Dataset items
## Start

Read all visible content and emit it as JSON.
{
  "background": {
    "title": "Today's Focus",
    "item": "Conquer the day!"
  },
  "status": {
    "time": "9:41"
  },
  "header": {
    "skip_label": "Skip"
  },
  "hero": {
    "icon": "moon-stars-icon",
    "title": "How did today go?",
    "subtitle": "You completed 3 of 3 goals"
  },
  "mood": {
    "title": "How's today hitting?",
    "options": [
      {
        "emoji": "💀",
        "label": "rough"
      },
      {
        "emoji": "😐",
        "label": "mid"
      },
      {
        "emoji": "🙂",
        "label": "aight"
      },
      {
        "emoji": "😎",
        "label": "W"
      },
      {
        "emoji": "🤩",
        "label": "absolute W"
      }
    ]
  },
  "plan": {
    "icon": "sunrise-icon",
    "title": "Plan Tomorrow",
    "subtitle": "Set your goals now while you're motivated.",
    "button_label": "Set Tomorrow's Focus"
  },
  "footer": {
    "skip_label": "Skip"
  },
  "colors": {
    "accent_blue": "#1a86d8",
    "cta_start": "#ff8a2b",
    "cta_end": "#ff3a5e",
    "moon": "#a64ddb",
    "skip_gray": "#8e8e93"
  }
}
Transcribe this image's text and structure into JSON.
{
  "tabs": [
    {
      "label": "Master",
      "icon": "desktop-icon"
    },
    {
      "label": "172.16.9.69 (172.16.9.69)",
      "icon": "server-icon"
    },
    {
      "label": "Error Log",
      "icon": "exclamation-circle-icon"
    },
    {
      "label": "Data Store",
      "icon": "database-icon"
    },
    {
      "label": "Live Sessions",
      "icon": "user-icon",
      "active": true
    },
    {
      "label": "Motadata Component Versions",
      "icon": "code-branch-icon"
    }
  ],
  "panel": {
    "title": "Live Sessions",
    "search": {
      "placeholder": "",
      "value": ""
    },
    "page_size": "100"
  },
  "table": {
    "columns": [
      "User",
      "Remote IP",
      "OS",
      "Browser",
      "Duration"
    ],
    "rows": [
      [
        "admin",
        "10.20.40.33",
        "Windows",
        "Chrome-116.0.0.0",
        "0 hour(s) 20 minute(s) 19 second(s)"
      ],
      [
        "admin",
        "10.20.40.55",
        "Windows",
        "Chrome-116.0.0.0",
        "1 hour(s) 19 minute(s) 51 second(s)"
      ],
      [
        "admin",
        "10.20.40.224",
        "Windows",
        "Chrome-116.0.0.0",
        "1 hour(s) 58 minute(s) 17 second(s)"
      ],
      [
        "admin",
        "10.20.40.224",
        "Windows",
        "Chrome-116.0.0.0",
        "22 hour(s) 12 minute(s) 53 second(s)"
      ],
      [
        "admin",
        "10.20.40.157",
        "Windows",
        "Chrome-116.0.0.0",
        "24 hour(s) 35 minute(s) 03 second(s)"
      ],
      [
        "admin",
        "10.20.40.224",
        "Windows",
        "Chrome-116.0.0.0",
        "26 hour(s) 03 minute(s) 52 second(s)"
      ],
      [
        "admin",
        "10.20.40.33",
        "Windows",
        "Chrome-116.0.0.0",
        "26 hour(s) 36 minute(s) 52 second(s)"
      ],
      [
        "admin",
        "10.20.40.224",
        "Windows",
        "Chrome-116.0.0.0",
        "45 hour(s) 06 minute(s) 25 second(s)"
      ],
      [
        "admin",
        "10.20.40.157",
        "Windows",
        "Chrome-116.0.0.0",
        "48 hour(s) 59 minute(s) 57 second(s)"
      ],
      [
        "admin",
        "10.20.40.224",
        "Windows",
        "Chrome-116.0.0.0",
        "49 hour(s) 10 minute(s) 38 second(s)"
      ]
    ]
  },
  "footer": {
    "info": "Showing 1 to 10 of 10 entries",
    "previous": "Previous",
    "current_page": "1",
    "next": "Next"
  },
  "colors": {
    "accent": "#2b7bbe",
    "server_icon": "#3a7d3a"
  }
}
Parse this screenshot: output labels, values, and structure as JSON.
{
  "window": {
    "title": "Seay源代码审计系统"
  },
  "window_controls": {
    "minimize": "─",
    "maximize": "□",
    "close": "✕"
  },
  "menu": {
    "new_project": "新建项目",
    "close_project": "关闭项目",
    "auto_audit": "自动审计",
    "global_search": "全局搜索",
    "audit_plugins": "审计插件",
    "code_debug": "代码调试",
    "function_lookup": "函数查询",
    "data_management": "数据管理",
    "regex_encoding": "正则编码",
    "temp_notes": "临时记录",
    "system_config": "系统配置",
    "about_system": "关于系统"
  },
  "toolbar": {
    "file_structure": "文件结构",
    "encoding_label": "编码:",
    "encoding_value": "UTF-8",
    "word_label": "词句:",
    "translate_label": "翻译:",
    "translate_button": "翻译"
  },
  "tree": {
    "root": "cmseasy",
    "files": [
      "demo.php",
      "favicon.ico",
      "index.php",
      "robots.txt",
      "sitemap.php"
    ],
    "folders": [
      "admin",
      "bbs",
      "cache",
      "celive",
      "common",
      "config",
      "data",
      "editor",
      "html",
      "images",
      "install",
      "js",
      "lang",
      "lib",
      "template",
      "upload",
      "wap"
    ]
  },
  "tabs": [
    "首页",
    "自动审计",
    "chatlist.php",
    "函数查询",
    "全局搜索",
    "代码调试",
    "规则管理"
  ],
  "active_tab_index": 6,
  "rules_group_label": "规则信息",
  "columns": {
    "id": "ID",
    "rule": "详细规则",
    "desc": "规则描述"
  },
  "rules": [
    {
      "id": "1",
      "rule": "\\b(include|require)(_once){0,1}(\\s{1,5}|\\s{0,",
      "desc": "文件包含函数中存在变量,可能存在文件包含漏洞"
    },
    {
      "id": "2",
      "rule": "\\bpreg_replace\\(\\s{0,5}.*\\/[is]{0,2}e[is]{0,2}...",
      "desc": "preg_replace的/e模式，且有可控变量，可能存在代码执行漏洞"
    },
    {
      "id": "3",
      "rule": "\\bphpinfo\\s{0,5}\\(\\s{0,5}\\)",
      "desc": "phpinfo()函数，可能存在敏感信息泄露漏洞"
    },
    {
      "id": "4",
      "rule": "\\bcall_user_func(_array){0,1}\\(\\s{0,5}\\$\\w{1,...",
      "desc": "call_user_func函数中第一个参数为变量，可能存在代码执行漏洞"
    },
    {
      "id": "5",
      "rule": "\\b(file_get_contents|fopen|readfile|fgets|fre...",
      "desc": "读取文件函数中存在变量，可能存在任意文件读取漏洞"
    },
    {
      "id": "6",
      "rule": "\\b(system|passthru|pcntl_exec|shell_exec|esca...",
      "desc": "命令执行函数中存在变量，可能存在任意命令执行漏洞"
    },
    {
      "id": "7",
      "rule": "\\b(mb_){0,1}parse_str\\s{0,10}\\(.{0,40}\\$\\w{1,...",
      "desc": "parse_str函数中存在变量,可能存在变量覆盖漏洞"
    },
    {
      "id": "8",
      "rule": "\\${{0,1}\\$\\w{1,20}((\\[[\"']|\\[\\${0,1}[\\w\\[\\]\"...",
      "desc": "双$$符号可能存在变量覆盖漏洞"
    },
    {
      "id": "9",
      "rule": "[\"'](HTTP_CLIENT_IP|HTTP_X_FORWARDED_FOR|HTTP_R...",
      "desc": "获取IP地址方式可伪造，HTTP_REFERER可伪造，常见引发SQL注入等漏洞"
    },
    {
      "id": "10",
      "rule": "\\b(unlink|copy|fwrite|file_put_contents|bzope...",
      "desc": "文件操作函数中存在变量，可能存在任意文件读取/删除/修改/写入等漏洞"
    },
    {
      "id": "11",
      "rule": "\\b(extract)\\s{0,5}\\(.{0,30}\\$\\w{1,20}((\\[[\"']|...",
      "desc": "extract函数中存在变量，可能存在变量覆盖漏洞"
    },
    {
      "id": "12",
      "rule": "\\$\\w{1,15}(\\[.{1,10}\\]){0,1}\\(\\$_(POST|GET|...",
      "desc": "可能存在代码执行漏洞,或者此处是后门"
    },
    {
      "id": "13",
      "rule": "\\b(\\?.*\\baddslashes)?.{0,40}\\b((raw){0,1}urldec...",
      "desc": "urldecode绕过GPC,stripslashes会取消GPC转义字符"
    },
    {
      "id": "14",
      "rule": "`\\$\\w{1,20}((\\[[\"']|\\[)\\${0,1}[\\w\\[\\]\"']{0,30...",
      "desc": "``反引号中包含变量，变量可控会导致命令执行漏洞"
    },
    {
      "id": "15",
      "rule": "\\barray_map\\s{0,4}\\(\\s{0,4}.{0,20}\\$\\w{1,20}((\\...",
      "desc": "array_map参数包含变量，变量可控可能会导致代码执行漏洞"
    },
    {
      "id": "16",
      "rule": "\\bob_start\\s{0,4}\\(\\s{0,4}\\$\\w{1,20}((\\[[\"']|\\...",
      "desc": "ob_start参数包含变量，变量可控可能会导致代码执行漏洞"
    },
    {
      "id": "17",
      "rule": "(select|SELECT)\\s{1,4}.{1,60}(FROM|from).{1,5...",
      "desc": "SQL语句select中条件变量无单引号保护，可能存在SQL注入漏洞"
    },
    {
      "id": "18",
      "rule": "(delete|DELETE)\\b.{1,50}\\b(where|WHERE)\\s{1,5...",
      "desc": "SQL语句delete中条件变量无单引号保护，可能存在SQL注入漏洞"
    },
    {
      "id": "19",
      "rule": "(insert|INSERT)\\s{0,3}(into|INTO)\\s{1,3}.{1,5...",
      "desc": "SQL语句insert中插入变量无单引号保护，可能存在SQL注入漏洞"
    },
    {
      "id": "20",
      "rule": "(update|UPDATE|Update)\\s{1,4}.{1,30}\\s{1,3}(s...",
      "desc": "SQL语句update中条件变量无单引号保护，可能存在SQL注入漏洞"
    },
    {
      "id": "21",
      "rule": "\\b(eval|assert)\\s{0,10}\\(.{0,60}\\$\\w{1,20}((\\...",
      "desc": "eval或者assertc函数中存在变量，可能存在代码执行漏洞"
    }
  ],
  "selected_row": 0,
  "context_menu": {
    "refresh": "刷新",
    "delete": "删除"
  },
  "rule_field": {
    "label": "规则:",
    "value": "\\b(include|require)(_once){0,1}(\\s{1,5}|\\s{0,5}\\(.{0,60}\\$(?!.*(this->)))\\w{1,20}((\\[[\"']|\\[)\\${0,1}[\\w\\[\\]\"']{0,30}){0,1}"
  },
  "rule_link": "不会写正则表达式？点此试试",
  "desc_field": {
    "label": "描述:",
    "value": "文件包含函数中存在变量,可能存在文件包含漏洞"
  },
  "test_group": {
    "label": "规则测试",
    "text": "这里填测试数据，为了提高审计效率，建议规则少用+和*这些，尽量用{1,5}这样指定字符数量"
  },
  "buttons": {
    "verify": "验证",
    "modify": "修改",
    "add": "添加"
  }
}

## End

GIVEN EXERCISE: Your answer should be a single number: how many lines of the material contain the word "JSON".

CORRECT RESULT: 3